Given exercise: Please copy out everything from the line containing "poster-icon-item: 想定されるリスクから身の安全の確保 —" down to the line containing "workplace-building — [242, 1228, 367, 1388]", both included, swapping "circle-bullet-icon" for "round-bullet-icon" and leaving all else unchanged. Give only those lines.

Data shown:
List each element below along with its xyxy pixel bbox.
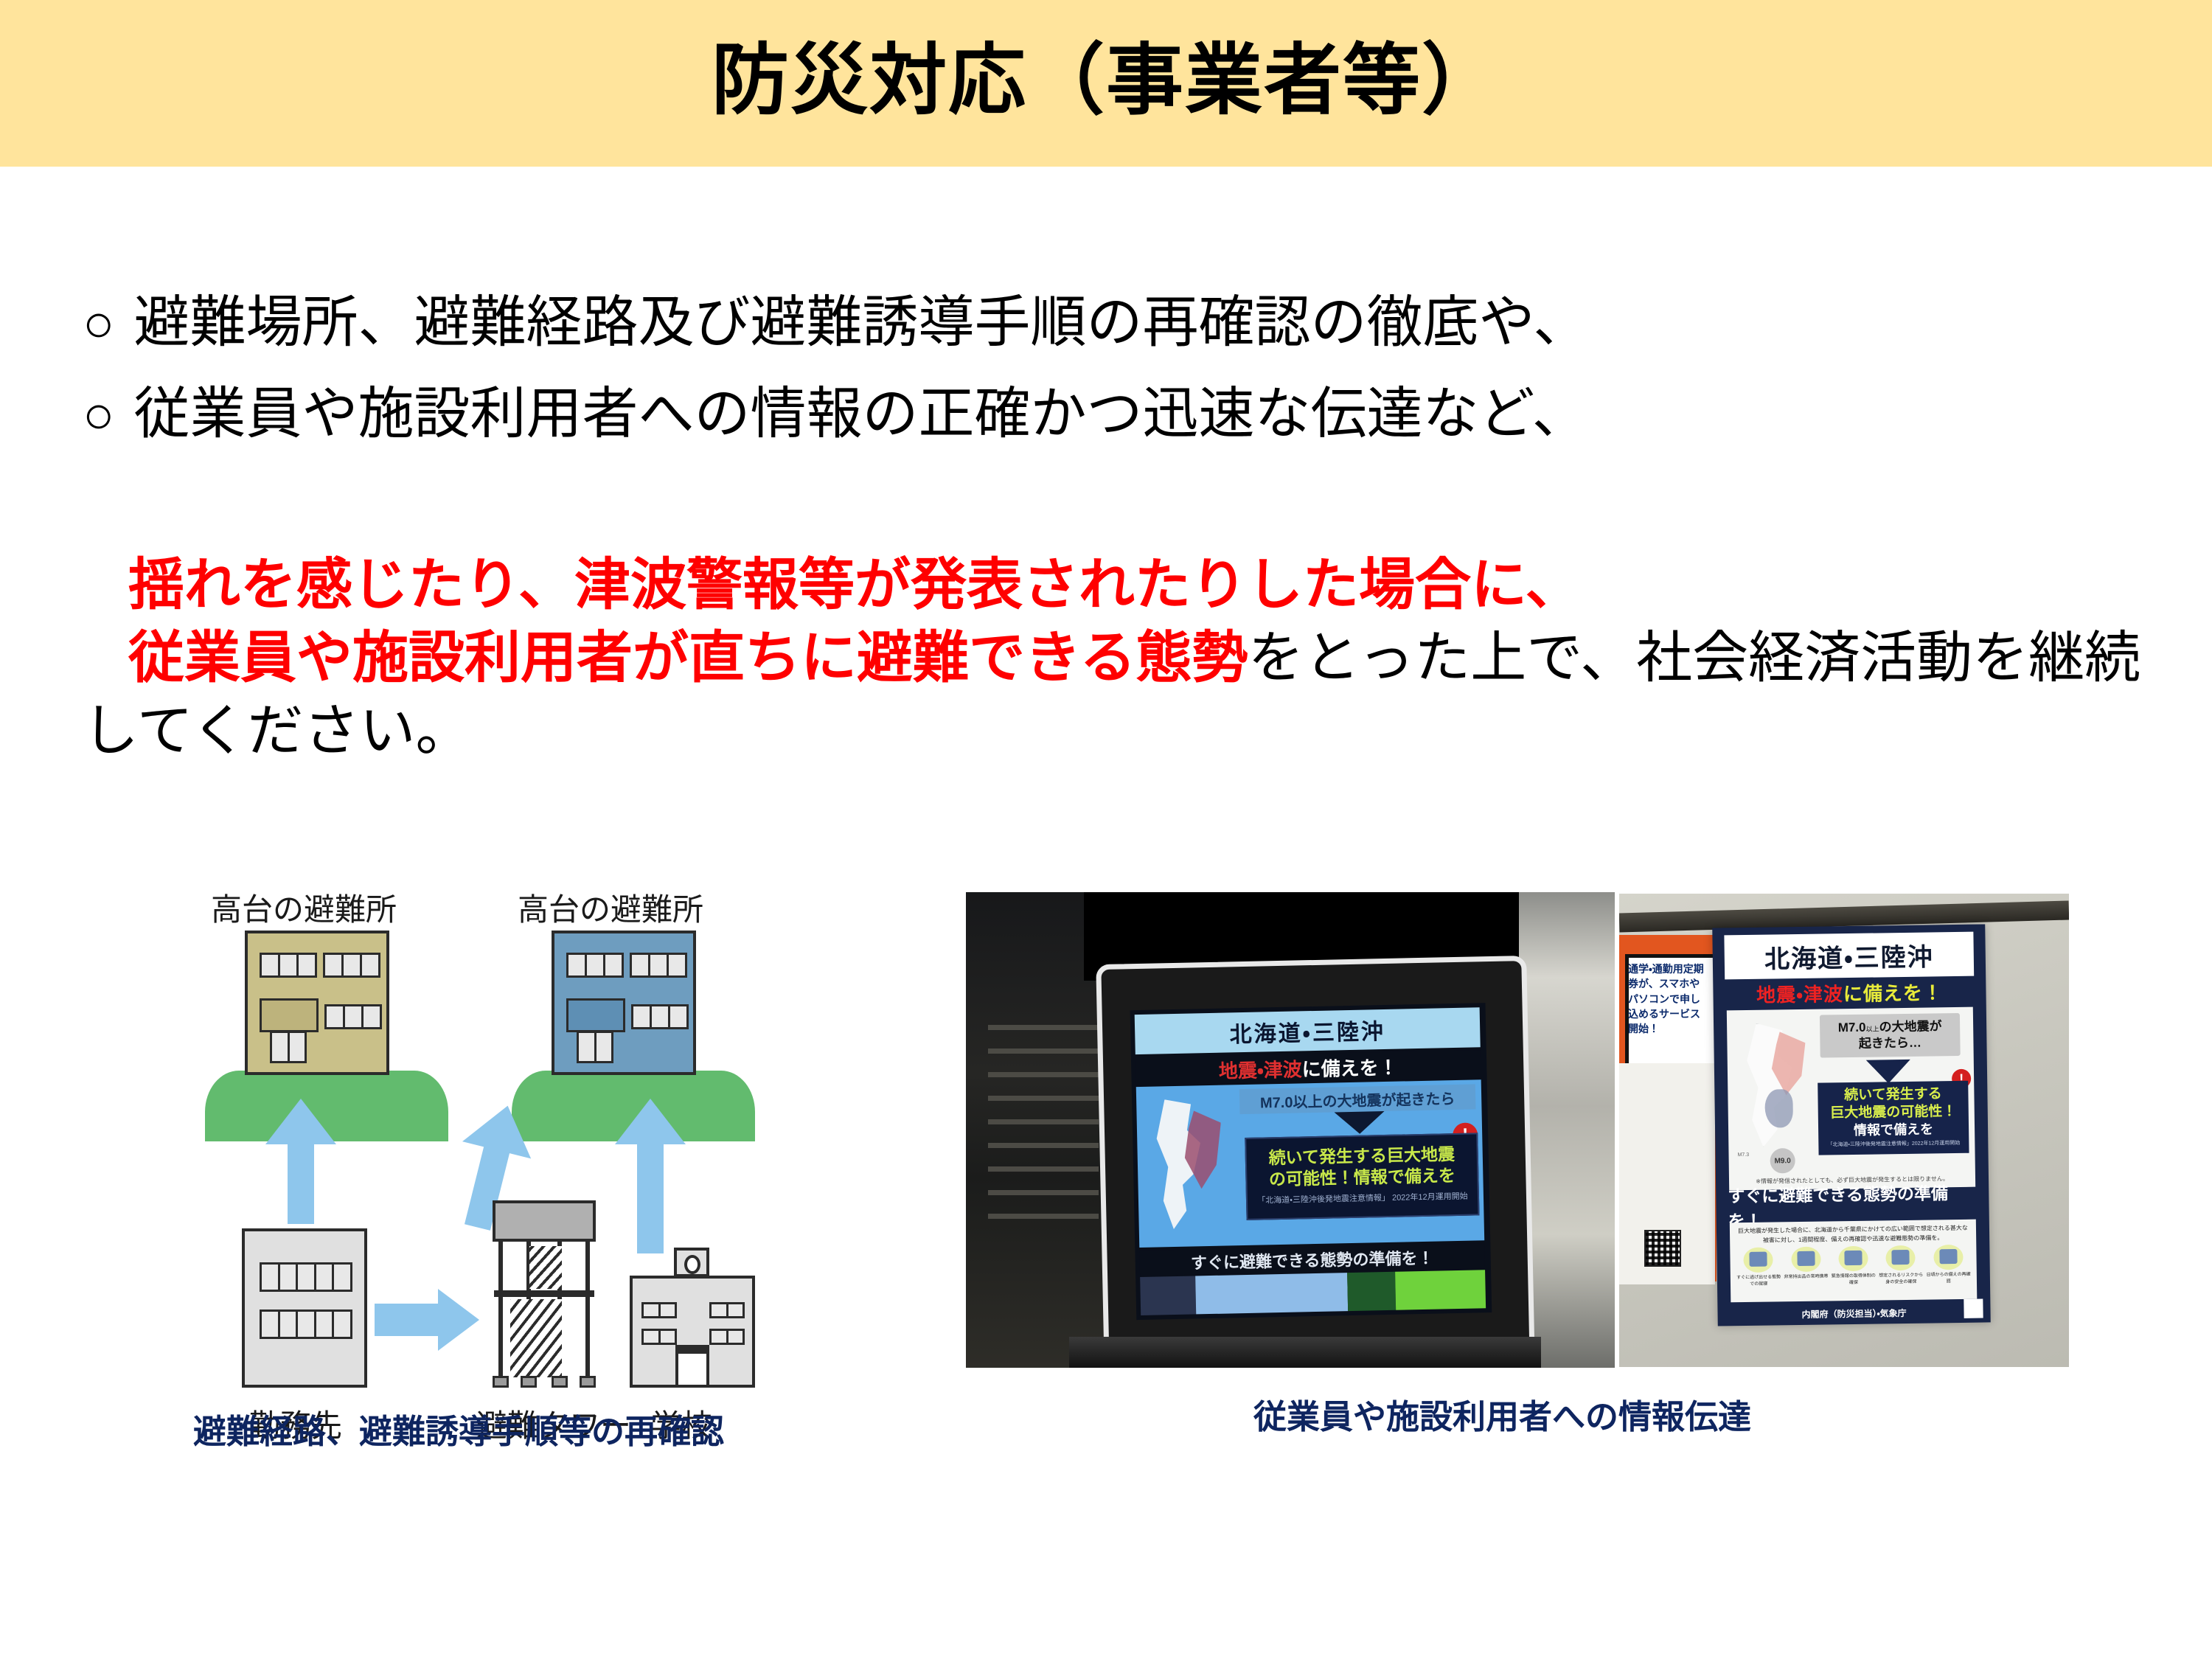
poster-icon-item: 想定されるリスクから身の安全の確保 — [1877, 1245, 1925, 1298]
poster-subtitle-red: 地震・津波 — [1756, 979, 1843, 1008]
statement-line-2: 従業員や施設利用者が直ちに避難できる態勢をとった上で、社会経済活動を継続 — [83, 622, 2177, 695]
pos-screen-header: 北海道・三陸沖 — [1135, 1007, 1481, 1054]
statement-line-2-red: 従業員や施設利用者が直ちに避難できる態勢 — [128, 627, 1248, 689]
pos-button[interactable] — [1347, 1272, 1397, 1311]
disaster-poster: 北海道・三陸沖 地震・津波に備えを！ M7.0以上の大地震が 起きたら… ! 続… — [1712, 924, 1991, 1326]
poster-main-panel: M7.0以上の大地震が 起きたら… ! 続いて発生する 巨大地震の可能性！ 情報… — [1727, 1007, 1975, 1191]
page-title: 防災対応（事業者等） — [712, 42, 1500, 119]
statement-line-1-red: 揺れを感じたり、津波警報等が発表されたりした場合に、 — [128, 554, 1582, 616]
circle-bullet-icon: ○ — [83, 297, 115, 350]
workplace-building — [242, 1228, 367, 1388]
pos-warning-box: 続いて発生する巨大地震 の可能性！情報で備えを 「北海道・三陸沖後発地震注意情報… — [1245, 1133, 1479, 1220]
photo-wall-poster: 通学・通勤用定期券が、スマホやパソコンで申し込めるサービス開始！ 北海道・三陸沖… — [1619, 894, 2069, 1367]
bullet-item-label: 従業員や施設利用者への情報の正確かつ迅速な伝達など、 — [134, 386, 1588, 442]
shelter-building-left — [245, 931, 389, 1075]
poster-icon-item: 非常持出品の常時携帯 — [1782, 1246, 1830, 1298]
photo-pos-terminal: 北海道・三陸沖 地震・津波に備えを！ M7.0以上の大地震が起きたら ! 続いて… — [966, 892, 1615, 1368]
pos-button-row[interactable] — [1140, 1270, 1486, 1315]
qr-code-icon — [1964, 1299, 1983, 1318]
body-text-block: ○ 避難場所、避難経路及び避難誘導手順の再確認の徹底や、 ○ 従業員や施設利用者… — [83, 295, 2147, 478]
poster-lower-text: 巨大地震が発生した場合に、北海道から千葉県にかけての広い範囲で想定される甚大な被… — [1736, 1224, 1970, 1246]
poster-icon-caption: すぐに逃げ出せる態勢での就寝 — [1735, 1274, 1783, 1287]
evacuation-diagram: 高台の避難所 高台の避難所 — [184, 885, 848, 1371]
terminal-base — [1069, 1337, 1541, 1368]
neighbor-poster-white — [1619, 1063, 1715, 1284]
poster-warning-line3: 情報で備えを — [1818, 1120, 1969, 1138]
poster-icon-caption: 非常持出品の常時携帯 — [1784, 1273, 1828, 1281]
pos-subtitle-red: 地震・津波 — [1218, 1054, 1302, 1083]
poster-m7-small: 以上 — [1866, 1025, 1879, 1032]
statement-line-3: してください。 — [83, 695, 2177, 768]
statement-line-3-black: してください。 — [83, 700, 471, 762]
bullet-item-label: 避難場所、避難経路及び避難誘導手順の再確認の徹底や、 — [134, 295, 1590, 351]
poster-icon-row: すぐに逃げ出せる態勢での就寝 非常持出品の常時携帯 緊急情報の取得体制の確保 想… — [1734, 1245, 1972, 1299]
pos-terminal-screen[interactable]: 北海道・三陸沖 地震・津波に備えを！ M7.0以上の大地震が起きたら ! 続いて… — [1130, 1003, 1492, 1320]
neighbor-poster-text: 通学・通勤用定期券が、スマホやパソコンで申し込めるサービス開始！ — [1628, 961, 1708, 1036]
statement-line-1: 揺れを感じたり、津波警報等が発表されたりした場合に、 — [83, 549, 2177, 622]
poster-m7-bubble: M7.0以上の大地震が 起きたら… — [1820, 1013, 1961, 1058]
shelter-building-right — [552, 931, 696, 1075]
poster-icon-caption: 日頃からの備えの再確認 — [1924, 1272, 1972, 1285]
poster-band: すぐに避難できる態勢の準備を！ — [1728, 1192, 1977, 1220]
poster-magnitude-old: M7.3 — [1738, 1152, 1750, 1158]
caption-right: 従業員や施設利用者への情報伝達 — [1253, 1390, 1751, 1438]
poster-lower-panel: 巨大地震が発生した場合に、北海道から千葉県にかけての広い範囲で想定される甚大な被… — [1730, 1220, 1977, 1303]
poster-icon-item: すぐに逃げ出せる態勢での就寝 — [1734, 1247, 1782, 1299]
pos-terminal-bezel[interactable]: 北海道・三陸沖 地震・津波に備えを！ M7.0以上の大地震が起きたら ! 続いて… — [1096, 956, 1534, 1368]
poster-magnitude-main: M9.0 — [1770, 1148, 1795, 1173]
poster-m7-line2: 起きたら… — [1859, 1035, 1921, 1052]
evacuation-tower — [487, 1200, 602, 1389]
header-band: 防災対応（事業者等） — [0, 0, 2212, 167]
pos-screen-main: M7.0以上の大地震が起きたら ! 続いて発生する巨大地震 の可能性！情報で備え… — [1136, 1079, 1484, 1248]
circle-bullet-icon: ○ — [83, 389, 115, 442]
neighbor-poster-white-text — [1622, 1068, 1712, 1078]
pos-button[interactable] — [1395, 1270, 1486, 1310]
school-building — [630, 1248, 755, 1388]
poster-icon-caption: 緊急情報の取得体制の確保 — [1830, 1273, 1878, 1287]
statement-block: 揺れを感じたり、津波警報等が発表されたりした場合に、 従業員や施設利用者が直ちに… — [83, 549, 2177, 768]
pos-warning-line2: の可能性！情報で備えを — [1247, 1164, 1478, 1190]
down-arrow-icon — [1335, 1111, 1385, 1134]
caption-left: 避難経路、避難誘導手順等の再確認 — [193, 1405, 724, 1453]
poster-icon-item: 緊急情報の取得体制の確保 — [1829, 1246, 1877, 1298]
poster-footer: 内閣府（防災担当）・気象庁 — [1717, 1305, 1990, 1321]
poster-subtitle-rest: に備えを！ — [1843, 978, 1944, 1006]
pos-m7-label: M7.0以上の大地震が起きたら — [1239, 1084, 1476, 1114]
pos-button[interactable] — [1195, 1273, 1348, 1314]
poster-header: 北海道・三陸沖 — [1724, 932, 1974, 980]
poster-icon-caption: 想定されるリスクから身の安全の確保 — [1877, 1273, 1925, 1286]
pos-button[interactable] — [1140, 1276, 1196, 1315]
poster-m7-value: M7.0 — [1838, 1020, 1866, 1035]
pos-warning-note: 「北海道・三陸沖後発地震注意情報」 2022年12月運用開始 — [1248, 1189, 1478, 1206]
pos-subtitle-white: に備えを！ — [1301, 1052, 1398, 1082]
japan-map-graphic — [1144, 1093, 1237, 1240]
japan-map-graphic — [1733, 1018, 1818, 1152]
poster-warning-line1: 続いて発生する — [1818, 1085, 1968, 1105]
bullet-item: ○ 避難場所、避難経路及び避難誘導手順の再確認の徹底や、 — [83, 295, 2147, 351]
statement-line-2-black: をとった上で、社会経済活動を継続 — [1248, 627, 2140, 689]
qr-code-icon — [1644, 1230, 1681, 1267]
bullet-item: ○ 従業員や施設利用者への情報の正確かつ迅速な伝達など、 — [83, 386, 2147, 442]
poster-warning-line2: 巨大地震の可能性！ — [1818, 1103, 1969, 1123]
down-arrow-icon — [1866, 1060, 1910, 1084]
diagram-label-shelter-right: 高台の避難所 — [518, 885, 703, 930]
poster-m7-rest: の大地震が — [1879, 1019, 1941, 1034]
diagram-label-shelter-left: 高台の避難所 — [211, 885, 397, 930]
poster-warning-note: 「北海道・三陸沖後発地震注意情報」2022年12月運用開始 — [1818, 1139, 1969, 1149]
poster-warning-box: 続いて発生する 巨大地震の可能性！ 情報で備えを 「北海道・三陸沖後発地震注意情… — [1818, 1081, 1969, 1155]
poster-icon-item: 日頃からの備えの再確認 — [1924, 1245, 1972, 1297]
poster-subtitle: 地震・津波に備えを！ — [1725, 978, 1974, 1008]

Solution to the problem:
poster-icon-item: 想定されるリスクから身の安全の確保 — [1877, 1245, 1925, 1298]
poster-subtitle-red: 地震・津波 — [1756, 979, 1843, 1008]
statement-line-2: 従業員や施設利用者が直ちに避難できる態勢をとった上で、社会経済活動を継続 — [83, 622, 2177, 695]
pos-screen-header: 北海道・三陸沖 — [1135, 1007, 1481, 1054]
statement-line-2-red: 従業員や施設利用者が直ちに避難できる態勢 — [128, 627, 1248, 689]
pos-button[interactable] — [1347, 1272, 1397, 1311]
disaster-poster: 北海道・三陸沖 地震・津波に備えを！ M7.0以上の大地震が 起きたら… ! 続… — [1712, 924, 1991, 1326]
poster-main-panel: M7.0以上の大地震が 起きたら… ! 続いて発生する 巨大地震の可能性！ 情報… — [1727, 1007, 1975, 1191]
page-title: 防災対応（事業者等） — [712, 42, 1500, 119]
statement-line-1-red: 揺れを感じたり、津波警報等が発表されたりした場合に、 — [128, 554, 1582, 616]
round-bullet-icon: ○ — [83, 297, 115, 350]
workplace-building — [242, 1228, 367, 1388]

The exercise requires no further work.